-- BEGIN Available data --

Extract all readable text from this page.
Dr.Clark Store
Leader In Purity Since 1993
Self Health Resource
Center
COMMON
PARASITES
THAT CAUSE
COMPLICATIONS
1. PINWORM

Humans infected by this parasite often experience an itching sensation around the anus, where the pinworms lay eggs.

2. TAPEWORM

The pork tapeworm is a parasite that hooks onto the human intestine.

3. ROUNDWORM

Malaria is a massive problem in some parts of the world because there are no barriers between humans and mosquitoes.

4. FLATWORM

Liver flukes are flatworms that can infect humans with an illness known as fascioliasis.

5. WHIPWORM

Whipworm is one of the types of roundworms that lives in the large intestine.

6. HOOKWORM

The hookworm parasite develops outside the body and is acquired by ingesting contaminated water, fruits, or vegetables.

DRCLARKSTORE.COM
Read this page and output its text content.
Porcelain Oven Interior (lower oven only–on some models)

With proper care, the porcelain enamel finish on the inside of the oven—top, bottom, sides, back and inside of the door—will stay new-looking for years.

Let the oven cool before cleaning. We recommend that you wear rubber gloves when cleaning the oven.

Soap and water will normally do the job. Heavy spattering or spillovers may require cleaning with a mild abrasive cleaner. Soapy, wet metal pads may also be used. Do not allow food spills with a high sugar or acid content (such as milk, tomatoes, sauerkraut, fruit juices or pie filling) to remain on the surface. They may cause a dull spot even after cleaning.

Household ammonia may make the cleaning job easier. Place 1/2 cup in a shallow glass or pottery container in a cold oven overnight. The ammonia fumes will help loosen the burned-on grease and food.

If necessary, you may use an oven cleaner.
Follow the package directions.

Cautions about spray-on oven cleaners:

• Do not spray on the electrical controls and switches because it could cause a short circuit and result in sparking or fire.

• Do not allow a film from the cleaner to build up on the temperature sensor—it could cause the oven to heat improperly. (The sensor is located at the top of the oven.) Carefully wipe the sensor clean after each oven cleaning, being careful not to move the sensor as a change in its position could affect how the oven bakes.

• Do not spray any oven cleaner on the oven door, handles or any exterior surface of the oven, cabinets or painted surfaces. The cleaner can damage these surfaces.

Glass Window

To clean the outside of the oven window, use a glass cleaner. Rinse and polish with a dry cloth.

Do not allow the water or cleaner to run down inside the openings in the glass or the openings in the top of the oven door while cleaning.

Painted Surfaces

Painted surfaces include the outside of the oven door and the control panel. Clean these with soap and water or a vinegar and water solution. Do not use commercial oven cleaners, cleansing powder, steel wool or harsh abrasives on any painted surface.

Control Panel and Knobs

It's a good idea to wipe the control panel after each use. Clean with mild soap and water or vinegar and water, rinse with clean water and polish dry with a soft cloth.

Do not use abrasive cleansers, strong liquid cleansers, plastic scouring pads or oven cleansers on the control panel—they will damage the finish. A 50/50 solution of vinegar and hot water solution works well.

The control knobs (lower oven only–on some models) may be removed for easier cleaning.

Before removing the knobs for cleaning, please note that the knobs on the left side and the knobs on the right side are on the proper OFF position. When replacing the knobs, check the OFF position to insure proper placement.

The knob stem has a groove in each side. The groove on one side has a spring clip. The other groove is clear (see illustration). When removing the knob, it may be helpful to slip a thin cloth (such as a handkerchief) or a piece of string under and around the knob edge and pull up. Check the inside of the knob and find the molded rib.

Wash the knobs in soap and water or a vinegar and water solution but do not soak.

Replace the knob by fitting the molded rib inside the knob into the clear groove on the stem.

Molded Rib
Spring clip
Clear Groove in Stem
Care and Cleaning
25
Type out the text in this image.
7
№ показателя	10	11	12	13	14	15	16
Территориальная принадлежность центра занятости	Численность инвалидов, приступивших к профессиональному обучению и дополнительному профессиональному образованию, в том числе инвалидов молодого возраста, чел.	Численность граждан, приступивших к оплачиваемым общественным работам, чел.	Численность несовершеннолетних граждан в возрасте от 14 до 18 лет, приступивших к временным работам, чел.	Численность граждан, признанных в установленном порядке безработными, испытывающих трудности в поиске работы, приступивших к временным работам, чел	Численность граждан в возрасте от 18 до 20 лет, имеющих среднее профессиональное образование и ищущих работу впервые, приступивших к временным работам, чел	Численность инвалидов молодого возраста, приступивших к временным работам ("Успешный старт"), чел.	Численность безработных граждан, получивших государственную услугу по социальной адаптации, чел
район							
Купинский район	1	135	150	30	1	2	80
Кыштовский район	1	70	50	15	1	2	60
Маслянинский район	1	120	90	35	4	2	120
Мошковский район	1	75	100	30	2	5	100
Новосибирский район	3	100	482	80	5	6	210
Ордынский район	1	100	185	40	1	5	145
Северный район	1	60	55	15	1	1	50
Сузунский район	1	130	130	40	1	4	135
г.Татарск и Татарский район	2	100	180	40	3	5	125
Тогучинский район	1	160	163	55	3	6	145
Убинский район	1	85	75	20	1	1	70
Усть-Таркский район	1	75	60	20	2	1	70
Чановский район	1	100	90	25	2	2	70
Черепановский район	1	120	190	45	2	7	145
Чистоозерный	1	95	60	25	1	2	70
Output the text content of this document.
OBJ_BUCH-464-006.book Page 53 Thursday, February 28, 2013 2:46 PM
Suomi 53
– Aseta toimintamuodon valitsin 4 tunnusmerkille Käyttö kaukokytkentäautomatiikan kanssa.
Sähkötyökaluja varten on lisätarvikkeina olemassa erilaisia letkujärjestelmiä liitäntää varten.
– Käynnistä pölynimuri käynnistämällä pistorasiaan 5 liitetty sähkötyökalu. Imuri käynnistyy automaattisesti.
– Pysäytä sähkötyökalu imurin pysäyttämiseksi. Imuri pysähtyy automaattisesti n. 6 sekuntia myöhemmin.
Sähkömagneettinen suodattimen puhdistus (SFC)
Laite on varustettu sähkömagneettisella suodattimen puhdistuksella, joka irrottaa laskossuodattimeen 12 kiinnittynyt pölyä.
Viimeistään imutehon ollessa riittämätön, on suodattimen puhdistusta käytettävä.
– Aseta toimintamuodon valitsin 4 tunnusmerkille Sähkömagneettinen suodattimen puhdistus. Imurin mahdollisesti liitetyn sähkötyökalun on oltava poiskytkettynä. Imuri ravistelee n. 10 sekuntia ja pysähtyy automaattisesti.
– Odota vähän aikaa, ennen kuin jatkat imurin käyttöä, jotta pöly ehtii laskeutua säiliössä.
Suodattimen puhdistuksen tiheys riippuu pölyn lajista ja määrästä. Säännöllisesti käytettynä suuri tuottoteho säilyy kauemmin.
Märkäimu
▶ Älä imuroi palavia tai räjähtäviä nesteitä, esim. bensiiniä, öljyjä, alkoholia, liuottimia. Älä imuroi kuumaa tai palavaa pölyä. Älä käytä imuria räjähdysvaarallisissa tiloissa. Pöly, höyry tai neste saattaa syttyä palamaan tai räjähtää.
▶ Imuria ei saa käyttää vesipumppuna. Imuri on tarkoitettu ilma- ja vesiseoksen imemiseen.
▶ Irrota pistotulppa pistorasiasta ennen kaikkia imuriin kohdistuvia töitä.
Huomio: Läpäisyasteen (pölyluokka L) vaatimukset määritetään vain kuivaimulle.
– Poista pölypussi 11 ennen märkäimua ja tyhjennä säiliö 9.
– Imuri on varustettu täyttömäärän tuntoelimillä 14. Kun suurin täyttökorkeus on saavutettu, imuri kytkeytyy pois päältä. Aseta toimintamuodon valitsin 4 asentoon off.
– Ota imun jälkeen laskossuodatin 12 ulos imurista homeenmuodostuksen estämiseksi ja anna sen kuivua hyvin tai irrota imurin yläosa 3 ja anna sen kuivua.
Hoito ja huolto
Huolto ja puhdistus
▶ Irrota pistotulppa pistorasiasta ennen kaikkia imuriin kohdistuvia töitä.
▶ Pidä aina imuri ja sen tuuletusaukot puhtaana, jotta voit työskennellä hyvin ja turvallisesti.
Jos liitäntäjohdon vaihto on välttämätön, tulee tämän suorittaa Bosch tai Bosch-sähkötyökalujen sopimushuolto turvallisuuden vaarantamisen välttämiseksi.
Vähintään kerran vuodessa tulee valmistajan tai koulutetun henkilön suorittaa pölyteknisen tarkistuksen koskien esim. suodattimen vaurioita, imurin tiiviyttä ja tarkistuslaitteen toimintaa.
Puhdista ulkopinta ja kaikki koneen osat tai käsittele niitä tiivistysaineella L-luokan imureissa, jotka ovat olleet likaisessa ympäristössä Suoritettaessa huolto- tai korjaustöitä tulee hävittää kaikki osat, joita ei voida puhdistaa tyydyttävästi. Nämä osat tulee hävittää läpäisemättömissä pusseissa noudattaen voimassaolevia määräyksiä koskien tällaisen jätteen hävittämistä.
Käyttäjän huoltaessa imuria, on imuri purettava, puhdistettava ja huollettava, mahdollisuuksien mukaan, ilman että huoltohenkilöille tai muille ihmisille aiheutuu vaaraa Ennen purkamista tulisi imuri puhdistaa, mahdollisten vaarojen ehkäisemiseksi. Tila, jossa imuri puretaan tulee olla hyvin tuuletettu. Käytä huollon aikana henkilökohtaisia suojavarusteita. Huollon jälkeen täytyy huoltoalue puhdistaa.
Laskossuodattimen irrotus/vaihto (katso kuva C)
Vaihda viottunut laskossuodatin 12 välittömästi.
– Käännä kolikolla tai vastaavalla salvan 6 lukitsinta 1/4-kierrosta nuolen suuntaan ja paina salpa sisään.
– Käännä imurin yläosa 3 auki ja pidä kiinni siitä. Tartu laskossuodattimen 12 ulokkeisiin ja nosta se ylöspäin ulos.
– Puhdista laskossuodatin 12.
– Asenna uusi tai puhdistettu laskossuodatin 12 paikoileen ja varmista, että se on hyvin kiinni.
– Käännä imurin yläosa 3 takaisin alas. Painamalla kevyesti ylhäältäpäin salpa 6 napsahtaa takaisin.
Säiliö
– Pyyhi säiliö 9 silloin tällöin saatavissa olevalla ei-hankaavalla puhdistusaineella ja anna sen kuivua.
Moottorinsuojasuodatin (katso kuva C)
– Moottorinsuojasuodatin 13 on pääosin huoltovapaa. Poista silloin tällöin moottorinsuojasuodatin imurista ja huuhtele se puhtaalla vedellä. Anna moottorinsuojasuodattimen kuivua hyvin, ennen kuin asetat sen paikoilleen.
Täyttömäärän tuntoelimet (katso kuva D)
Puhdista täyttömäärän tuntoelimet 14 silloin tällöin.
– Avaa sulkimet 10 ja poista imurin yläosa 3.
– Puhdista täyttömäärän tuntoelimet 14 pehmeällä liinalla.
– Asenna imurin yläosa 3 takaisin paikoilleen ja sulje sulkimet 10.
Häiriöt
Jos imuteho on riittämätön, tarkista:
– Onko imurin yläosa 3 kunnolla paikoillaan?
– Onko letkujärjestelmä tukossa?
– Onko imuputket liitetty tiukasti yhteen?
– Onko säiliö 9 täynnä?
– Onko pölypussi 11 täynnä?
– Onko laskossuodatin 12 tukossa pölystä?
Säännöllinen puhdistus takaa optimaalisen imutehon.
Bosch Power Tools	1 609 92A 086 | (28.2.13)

-- END Available data --

Extract from the material all lines containing the string "because".

Malaria is a massive problem in some parts of the world because there are no barriers between humans and mosquitoes.
• Do not spray on the electrical controls and switches because it could cause a short circuit and result in sparking or fire.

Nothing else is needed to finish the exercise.